Required work
Find all lines in the records that include the word "JSON", and copy them out.

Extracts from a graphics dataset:
****************

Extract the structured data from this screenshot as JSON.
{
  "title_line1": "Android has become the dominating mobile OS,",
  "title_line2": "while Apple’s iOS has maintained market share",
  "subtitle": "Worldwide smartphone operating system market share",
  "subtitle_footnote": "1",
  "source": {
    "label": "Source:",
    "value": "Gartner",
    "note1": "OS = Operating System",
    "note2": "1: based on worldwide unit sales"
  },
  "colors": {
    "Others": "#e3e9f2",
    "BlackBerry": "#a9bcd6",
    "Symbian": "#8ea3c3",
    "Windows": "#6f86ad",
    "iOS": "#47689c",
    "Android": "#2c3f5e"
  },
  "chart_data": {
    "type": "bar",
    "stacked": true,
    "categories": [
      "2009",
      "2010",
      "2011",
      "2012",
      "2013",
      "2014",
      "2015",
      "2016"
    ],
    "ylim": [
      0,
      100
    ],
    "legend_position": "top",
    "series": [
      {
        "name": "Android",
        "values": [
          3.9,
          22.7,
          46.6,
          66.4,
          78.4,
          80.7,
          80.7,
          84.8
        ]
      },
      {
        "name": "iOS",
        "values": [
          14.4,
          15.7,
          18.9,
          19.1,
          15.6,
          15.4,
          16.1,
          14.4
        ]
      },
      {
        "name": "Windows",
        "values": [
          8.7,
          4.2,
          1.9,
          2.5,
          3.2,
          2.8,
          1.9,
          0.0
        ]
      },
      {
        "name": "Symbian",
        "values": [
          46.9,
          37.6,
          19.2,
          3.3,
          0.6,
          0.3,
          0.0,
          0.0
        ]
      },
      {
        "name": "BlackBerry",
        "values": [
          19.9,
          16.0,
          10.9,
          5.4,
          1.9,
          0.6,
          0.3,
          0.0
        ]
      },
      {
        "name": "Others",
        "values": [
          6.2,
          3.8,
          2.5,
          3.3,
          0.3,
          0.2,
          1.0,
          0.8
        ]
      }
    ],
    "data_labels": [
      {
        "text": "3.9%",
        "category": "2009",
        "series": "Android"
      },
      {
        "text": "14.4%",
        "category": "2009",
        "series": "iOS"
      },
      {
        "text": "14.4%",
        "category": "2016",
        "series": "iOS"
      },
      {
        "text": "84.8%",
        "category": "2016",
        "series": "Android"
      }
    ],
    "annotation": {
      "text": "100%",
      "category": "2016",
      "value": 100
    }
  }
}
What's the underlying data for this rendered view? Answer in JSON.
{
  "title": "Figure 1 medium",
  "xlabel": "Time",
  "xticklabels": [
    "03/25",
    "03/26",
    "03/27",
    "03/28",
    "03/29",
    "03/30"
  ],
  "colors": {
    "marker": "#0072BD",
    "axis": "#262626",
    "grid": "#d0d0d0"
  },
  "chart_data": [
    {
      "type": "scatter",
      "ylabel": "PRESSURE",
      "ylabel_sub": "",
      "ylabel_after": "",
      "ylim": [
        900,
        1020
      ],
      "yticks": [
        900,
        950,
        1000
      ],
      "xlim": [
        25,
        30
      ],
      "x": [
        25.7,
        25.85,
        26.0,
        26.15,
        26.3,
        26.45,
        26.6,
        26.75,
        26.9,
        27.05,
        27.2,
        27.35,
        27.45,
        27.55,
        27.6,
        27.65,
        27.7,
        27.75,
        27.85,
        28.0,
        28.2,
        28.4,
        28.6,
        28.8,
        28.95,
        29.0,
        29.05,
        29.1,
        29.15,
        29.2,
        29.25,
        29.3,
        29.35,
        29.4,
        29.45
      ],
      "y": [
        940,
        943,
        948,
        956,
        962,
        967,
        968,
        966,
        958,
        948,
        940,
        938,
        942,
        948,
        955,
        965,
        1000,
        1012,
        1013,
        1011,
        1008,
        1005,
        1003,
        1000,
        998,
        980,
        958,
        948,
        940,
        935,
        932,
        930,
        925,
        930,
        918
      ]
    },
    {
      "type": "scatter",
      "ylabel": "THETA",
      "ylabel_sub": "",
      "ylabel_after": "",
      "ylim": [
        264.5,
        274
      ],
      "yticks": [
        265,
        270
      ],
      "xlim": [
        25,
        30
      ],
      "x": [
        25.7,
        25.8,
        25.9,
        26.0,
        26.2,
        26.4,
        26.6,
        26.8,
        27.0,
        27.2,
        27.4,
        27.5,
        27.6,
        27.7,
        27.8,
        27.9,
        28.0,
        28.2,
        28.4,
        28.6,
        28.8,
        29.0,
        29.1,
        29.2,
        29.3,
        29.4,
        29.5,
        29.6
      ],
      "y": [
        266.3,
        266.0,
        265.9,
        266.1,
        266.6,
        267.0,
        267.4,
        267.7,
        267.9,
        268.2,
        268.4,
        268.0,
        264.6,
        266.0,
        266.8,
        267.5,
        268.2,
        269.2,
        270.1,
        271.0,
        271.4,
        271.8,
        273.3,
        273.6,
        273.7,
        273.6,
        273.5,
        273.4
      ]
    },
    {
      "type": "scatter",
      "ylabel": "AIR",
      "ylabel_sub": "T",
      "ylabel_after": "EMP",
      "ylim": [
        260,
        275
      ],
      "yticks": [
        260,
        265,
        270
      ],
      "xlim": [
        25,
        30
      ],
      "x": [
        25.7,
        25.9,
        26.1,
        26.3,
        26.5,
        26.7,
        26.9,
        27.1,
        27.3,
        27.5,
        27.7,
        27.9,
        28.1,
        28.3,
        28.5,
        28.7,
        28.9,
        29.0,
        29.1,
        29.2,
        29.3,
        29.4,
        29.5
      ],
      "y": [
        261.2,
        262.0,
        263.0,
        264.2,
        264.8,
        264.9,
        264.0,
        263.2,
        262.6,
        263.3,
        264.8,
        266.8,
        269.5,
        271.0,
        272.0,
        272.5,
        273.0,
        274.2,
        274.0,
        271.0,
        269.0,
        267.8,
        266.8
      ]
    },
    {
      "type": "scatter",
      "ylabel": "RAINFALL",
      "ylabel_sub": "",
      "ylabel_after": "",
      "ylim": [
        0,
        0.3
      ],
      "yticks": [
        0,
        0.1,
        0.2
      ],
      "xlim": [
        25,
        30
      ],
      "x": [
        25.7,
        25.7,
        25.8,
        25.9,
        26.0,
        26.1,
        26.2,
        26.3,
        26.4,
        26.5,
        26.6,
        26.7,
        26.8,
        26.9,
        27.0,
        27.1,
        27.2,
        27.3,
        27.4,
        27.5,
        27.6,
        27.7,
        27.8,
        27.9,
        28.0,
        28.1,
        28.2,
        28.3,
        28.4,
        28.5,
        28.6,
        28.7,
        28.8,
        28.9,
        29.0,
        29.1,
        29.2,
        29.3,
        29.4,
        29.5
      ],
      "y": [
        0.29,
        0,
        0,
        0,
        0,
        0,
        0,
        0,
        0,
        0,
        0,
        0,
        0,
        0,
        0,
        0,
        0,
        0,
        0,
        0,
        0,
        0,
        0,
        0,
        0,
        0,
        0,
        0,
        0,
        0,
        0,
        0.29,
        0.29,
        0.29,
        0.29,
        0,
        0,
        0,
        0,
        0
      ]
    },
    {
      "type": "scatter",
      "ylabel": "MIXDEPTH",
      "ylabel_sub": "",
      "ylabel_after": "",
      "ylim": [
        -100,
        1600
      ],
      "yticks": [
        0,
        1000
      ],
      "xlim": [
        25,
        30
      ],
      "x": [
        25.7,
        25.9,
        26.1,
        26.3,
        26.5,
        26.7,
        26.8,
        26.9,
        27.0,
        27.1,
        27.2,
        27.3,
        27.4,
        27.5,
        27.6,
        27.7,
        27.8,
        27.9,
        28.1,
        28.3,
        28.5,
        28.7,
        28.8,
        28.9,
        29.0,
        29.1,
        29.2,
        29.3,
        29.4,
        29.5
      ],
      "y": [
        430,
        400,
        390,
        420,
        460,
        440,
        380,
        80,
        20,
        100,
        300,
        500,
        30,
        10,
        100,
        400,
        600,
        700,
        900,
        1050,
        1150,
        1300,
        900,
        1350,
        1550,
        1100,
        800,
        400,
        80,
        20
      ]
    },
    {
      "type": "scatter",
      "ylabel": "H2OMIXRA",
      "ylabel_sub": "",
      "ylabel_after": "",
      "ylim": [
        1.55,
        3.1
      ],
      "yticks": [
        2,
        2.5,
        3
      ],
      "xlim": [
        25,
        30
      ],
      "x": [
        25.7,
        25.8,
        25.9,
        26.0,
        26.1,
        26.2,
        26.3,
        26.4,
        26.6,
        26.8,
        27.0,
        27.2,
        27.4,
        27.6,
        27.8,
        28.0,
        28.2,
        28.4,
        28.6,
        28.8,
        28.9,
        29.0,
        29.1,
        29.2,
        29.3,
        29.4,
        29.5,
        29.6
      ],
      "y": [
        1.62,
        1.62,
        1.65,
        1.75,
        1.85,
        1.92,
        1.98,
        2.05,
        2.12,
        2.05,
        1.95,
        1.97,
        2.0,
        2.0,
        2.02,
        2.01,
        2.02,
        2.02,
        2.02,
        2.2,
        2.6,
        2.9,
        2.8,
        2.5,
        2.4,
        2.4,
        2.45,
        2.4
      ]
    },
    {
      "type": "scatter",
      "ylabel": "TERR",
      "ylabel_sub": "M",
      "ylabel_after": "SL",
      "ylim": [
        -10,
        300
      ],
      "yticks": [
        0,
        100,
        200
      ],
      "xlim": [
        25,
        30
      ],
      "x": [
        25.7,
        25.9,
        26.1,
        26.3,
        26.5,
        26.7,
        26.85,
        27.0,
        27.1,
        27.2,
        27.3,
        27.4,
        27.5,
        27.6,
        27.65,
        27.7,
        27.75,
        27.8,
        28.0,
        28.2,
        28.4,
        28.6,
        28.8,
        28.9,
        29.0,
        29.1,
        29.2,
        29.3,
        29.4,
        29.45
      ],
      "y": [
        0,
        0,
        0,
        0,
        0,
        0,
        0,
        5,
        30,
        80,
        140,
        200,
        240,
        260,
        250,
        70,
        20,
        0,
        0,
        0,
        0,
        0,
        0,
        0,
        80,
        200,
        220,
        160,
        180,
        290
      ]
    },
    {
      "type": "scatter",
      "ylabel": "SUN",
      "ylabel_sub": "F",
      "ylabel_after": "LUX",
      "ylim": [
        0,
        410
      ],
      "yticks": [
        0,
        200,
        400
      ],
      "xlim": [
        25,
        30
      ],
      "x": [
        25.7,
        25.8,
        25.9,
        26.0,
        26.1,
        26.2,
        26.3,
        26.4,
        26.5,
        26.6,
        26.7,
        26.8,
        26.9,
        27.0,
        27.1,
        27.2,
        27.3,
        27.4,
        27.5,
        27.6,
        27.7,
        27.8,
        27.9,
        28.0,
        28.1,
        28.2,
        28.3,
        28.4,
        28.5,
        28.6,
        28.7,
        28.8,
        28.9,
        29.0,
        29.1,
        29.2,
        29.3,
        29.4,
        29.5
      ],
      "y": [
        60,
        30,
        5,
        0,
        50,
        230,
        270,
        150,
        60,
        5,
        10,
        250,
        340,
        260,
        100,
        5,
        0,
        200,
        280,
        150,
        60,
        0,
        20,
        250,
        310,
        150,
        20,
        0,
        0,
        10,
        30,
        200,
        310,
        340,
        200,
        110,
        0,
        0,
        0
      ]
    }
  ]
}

****************

Answer for this exercise
Extract the structured data from this screenshot as JSON.
What's the underlying data for this rendered view? Answer in JSON.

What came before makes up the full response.